[Dataset items]
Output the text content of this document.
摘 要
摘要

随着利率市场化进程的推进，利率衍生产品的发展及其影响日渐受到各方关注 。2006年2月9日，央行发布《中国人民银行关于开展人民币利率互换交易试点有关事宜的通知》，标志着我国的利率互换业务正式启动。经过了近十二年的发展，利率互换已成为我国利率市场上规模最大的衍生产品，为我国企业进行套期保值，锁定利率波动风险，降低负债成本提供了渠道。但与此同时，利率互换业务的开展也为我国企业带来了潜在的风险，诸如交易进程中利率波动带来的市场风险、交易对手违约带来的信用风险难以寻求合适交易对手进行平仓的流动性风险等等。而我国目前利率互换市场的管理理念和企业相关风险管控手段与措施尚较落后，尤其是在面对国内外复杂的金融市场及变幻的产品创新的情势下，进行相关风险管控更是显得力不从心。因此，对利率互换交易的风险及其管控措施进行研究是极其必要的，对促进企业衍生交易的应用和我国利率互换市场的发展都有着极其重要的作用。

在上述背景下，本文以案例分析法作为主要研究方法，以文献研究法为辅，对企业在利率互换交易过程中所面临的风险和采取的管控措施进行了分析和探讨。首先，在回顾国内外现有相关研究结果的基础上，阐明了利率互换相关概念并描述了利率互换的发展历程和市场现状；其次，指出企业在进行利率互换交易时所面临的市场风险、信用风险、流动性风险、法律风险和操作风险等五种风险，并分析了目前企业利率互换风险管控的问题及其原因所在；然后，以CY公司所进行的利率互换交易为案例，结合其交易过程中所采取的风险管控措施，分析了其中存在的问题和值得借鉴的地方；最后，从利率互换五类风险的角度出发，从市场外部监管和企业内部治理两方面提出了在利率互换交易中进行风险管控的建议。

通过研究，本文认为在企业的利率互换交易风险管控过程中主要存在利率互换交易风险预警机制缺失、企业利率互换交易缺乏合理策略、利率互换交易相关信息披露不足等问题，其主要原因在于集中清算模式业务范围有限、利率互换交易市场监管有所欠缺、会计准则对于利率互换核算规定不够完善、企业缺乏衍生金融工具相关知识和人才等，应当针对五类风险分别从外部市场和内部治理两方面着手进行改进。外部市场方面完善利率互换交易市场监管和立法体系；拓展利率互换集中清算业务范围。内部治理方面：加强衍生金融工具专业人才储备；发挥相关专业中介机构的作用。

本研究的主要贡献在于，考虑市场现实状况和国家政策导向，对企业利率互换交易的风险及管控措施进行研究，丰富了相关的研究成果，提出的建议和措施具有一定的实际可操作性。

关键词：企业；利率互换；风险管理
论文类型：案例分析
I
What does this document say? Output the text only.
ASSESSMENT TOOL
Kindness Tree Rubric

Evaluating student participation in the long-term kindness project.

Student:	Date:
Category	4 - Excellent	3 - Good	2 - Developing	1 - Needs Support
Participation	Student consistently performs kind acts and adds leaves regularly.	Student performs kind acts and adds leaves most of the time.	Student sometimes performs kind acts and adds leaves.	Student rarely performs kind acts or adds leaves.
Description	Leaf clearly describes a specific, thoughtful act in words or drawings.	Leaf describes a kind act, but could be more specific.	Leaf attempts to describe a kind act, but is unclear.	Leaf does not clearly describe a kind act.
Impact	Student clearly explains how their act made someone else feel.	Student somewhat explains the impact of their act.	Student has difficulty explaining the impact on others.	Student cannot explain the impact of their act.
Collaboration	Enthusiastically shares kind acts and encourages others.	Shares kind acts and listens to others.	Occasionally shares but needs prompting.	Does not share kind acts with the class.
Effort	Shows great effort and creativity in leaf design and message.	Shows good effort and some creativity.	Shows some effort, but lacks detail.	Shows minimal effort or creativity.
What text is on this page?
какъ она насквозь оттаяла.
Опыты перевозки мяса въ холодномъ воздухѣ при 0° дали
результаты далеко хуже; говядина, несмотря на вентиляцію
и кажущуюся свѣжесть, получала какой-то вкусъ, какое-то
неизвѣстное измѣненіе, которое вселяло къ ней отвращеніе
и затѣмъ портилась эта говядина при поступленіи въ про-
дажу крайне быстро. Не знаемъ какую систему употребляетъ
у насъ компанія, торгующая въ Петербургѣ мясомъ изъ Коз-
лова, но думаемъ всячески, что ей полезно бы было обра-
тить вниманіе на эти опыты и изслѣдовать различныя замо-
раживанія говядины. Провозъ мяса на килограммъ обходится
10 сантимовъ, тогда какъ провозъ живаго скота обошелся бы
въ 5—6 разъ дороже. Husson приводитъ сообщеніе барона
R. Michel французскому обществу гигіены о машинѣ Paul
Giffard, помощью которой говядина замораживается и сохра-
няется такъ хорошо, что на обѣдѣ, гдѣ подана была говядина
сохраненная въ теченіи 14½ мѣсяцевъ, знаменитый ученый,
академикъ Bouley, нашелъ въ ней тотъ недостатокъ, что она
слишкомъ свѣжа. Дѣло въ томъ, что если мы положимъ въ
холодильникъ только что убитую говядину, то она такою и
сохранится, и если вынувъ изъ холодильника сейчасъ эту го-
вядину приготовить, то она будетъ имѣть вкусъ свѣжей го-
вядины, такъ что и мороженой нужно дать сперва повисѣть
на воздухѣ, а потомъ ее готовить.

**Problem details**
Count the lines of the data that contain the string "говядина", and reply with that number alone.

**In response**
4